** START OF TASK INPUTS **
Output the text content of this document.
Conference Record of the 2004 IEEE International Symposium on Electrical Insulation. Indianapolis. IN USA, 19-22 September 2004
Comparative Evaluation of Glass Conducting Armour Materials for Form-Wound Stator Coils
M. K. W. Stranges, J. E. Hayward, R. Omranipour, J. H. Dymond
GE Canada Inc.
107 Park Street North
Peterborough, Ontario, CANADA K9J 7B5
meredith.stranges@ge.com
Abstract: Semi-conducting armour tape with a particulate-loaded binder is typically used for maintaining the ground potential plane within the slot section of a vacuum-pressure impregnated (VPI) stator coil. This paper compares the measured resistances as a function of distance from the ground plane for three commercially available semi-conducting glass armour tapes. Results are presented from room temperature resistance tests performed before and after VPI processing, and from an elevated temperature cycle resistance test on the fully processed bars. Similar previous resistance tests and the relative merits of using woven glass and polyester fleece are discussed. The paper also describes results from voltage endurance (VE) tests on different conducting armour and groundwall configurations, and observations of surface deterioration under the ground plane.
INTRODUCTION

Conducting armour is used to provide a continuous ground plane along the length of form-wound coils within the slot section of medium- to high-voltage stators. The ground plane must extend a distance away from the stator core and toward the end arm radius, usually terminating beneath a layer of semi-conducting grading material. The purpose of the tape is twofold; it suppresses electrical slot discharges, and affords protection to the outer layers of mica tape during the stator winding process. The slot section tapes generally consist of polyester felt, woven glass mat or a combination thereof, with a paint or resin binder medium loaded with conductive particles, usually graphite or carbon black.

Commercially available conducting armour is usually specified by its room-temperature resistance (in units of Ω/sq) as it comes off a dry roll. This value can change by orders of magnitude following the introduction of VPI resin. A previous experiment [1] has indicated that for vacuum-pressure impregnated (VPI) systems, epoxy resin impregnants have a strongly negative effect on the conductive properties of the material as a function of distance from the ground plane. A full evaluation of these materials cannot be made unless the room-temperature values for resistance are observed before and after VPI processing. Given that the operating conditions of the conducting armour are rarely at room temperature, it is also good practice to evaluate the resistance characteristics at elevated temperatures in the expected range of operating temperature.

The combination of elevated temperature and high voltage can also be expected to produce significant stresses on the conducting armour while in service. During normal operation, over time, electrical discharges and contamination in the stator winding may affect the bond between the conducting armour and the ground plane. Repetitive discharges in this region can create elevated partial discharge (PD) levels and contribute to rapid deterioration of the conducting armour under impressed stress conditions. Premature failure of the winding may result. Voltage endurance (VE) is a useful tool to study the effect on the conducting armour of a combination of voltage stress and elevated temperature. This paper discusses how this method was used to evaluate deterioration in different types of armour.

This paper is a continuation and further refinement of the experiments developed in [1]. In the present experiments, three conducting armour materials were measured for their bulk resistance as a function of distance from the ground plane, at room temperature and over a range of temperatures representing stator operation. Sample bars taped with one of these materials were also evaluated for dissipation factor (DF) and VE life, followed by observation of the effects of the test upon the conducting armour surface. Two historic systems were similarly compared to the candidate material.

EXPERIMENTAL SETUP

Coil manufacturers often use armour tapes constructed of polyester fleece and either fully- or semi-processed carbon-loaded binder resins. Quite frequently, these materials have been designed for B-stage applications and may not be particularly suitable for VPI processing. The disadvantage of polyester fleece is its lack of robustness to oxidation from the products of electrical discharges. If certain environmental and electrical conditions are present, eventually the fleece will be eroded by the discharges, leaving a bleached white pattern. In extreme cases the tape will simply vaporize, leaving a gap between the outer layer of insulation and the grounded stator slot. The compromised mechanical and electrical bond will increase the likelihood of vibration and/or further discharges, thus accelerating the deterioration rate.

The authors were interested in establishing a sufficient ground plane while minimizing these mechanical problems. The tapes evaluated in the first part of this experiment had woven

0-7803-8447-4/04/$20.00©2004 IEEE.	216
** END OF TASK INPUTS **
■ AIM OF THE TASK: Check each line of the entries above, and show every one holding the word "different".

■ EXERCISE RESPONSE:
Abstract: Semi-conducting armour tape with a particulate-loaded binder is typically used for maintaining the ground potential plane within the slot section of a vacuum-pressure impregnated (VPI) stator coil. This paper compares the measured resistances as a function of distance from the ground plane for three commercially available semi-conducting glass armour tapes. Results are presented from room temperature resistance tests performed before and after VPI processing, and from an elevated temperature cycle resistance test on the fully processed bars. Similar previous resistance tests and the relative merits of using woven glass and polyester fleece are discussed. The paper also describes results from voltage endurance (VE) tests on different conducting armour and groundwall configurations, and observations of surface deterioration under the ground plane.
The combination of elevated temperature and high voltage can also be expected to produce significant stresses on the conducting armour while in service. During normal operation, over time, electrical discharges and contamination in the stator winding may affect the bond between the conducting armour and the ground plane. Repetitive discharges in this region can create elevated partial discharge (PD) levels and contribute to rapid deterioration of the conducting armour under impressed stress conditions. Premature failure of the winding may result. Voltage endurance (VE) is a useful tool to study the effect on the conducting armour of a combination of voltage stress and elevated temperature. This paper discusses how this method was used to evaluate deterioration in different types of armour.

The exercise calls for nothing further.